> _TASK DETAILS_
Gather every line holding the string "Transformation".

══ RECORD SET ══

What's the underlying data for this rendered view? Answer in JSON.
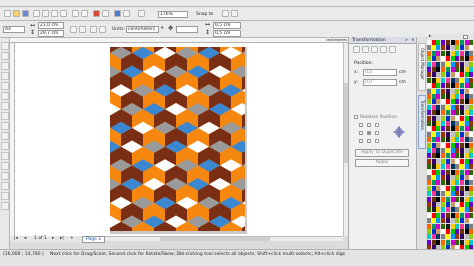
{
  "toolbar": {
    "zoom_value": "176%",
    "snap_to_label": "Snap to",
    "units_label": "Units:",
    "units_value": "centimeters",
    "width_value": "21,0 cm",
    "height_value": "29,7 cm",
    "nudge_x": "0,5 cm",
    "nudge_y": "0,5 cm",
    "page_size": "A4"
  },
  "docker": {
    "title": "Transformation",
    "position_label": "Position:",
    "x_value": "0,0",
    "y_value": "0,0",
    "unit": "cm",
    "relative_position_label": "Relative Position",
    "apply_to_duplicate_label": "Apply To Duplicate",
    "apply_label": "Apply",
    "side_tab_1": "Object Manager",
    "side_tab_2": "Transformation"
  },
  "page_nav": {
    "current": "1 of 1",
    "page_tab": "Page 1"
  },
  "status": {
    "coords": "(16,006 ; 14,780 )",
    "hint": "Next click for Drag/Scale; Second click for Rotate/Skew; Dbl-clicking tool selects all objects; Shift+click multi-selects; Alt+click digs"
  },
  "ruler_labels": [
    "centimeters"
  ],
  "colors": {
    "orange": "#f7880f",
    "blue": "#3b87d2",
    "gray": "#9a9a9a",
    "brown": "#7a2e14",
    "white": "#ffffff"
  }
}
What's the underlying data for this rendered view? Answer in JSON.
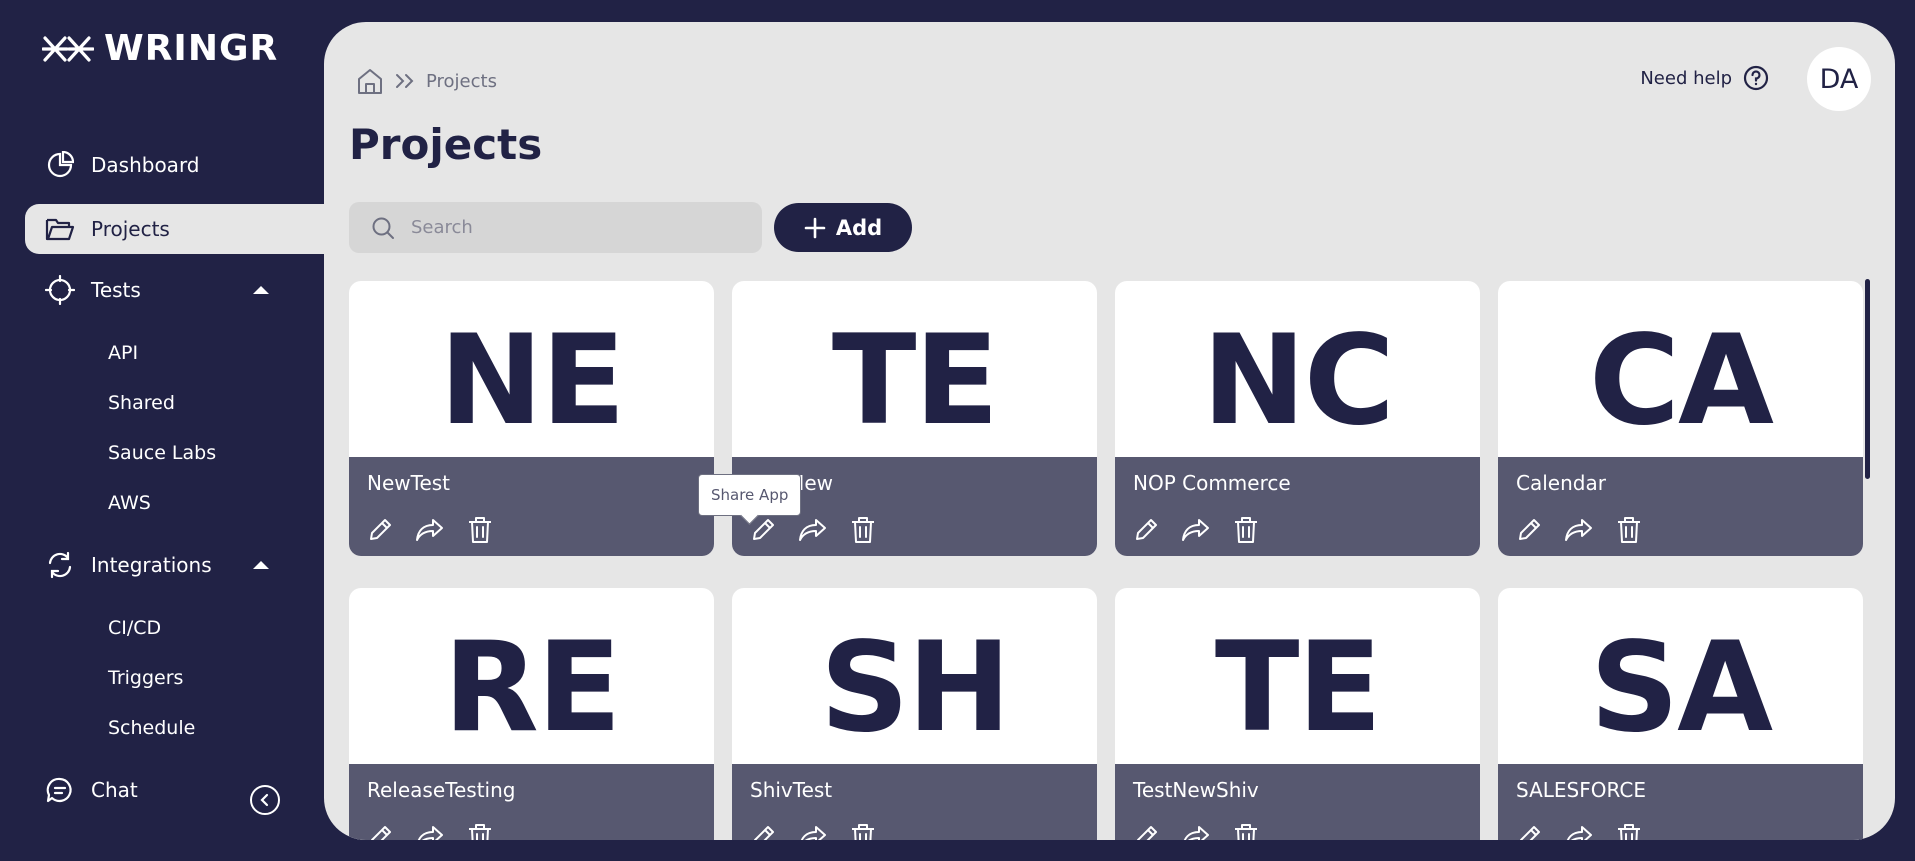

═══

> _ANSWER BELOW_
    "title": "Transformation",
    "side_tab_2": "Transformation"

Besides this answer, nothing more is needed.